Dataset listings of figures

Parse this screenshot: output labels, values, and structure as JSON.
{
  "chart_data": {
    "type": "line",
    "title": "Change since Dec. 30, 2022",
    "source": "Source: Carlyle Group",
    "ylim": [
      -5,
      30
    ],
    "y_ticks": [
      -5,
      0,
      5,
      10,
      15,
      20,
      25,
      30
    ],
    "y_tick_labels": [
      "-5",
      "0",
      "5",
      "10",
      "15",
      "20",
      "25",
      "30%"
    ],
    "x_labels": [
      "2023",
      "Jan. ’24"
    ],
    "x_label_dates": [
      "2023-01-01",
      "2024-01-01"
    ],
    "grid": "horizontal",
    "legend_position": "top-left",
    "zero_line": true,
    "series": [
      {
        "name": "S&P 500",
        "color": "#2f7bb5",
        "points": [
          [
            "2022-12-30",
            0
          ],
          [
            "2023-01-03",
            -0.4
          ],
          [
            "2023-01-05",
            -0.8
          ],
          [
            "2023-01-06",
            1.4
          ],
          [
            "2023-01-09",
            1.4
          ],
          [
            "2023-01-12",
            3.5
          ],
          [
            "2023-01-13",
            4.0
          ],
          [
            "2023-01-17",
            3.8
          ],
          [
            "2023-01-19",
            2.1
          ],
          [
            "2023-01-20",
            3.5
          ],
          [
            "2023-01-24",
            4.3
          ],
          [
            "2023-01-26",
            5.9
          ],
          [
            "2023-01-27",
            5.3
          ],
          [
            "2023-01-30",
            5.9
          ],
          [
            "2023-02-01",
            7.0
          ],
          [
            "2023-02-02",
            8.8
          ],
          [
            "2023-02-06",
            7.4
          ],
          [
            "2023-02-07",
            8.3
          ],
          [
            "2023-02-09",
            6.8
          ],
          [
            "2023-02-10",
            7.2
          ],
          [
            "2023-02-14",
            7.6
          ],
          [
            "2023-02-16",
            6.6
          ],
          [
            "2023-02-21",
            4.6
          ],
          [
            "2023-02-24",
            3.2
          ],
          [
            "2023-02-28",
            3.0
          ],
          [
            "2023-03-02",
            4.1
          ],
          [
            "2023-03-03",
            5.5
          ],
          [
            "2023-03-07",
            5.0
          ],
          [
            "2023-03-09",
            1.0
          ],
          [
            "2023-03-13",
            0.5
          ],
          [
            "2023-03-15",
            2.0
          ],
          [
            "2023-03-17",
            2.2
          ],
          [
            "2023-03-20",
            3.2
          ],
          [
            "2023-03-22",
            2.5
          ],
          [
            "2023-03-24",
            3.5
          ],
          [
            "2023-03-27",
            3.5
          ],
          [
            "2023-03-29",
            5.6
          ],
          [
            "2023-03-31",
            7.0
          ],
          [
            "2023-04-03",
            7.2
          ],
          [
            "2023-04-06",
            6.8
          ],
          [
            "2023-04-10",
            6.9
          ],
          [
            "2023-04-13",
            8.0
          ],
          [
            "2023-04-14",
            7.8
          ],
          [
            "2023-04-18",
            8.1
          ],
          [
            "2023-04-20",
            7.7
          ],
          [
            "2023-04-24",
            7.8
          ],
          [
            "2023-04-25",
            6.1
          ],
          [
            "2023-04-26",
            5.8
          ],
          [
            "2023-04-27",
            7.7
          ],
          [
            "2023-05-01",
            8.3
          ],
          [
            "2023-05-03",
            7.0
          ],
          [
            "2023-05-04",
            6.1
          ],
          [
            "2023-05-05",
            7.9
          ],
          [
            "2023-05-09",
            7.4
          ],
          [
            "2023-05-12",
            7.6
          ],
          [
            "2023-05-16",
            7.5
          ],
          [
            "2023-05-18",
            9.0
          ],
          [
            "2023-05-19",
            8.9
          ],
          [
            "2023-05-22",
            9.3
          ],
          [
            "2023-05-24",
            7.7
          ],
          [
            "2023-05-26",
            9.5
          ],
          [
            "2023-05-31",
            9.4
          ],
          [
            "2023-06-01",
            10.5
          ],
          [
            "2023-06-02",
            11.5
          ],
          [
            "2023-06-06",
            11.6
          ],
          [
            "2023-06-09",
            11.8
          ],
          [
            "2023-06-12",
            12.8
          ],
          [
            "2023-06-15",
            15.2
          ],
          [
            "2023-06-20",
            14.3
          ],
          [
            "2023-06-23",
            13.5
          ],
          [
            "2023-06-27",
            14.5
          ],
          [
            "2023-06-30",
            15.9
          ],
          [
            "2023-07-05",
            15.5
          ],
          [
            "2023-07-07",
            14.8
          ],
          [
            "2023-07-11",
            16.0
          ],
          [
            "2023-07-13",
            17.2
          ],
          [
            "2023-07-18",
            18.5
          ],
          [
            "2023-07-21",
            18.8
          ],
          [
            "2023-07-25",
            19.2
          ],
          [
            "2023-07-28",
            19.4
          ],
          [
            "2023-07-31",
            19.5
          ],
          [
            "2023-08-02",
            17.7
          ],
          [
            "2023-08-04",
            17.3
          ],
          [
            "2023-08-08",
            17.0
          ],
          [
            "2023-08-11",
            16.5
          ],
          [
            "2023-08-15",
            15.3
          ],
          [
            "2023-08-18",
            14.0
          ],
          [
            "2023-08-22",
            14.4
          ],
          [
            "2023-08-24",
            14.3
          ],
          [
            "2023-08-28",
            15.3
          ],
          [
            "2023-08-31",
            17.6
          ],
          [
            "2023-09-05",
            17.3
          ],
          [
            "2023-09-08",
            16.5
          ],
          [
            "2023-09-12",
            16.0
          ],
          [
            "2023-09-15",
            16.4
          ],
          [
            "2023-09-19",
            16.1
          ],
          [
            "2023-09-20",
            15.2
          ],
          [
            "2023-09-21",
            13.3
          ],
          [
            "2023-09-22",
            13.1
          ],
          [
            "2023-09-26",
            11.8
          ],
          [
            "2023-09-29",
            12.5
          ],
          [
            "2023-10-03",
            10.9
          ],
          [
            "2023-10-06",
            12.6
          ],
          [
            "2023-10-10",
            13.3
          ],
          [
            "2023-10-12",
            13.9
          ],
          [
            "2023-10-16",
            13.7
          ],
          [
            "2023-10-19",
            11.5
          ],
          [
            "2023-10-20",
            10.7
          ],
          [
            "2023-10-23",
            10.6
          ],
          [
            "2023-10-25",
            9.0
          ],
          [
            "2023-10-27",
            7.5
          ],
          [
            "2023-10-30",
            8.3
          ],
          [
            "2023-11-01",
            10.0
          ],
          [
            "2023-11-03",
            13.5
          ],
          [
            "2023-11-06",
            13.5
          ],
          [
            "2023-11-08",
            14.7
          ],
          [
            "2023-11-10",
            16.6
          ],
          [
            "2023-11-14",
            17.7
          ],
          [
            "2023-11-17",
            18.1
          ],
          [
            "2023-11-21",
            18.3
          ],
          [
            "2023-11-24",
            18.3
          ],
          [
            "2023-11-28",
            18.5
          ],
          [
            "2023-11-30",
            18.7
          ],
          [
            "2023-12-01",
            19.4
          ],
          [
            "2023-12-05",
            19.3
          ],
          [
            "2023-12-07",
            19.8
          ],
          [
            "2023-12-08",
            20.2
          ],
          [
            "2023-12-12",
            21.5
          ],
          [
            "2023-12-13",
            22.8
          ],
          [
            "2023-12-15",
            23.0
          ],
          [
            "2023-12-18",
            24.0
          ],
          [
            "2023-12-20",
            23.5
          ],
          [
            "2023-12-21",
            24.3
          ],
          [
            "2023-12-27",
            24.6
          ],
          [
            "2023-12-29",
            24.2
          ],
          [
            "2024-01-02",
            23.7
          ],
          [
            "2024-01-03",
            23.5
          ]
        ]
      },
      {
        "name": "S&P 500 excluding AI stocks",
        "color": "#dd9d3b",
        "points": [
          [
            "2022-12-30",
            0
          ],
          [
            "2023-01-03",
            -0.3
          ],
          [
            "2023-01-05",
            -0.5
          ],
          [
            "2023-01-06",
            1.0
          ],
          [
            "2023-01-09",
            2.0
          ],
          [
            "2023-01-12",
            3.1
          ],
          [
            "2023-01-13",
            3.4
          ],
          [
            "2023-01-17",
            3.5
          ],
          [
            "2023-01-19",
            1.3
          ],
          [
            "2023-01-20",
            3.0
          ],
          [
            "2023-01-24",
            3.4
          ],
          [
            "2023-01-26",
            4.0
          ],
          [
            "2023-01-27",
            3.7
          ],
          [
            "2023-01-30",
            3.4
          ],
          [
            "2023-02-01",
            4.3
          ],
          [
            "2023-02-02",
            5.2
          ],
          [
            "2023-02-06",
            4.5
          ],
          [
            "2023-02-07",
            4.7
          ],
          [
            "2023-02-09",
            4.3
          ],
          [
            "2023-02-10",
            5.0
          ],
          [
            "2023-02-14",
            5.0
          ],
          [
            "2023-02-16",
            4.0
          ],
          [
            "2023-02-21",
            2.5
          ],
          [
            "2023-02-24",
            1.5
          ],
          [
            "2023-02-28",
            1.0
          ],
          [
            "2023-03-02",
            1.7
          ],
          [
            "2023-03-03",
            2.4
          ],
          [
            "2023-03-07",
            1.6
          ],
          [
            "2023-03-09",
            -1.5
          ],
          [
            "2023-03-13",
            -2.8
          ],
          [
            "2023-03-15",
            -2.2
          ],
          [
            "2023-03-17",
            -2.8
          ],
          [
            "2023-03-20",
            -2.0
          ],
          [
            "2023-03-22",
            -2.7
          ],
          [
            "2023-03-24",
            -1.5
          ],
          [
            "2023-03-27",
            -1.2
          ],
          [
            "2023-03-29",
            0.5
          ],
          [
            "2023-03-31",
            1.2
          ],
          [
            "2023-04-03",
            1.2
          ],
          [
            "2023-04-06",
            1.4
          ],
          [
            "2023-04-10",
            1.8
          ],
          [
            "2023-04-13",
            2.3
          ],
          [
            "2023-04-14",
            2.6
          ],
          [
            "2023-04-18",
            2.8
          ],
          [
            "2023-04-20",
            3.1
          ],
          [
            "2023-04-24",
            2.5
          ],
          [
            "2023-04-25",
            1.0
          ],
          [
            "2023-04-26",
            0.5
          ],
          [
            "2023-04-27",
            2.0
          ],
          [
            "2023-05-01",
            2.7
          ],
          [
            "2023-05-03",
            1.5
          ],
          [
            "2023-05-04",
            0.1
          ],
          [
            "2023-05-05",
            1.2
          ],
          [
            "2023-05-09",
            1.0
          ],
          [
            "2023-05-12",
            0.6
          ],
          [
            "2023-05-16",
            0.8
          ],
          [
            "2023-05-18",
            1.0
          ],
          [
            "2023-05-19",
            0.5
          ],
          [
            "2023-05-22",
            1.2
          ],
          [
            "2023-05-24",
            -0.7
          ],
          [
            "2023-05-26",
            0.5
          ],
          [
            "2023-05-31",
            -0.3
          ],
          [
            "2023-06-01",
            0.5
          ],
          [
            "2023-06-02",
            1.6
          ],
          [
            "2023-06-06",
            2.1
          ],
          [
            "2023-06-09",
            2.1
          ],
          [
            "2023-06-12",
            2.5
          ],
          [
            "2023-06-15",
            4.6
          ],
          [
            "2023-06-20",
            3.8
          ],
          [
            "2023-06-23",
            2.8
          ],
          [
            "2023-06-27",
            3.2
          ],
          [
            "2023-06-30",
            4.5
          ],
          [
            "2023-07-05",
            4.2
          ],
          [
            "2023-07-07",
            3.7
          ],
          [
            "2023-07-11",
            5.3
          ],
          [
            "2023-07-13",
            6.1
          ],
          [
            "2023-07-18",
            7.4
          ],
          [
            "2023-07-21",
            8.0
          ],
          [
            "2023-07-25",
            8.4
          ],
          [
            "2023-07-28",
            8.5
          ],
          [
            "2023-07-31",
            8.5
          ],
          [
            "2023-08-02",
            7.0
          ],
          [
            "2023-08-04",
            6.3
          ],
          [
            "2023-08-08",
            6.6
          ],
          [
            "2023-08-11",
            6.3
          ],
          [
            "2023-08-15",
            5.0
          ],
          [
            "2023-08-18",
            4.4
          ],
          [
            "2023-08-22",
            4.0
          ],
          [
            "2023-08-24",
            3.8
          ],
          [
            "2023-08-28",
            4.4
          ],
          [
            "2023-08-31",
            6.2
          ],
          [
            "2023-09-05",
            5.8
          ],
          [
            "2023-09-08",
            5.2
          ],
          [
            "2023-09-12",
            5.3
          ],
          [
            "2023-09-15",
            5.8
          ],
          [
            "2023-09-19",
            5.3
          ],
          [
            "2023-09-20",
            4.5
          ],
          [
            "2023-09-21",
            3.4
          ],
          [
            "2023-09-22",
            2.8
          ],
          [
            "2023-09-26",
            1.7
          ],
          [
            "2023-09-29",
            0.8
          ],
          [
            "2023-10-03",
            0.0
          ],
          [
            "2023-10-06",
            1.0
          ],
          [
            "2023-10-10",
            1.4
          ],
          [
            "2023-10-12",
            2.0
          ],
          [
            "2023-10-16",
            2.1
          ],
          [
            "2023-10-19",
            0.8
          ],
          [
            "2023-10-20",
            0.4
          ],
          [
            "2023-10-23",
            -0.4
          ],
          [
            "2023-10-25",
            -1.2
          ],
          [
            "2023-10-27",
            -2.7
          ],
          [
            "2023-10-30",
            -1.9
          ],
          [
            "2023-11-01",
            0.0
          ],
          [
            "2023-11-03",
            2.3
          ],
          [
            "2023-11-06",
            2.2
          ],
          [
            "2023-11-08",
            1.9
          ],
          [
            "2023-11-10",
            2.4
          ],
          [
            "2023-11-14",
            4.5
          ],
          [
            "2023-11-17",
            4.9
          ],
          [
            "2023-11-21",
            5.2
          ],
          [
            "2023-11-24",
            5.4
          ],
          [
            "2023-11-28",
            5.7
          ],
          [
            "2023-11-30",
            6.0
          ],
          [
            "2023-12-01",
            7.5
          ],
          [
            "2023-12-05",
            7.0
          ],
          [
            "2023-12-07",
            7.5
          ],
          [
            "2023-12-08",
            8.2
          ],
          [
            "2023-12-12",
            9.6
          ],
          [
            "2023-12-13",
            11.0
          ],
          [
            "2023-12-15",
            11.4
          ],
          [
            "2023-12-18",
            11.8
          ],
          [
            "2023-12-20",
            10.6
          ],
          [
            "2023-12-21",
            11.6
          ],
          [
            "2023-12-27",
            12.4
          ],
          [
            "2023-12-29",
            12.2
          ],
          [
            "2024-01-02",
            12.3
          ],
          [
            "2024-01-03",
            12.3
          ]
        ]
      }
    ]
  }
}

__The task__. Using the listing above, pick out each line that contains the word "name", then copy it.

__Output of the exercise__.
        "name": "S&P 500",
        "name": "S&P 500 excluding AI stocks",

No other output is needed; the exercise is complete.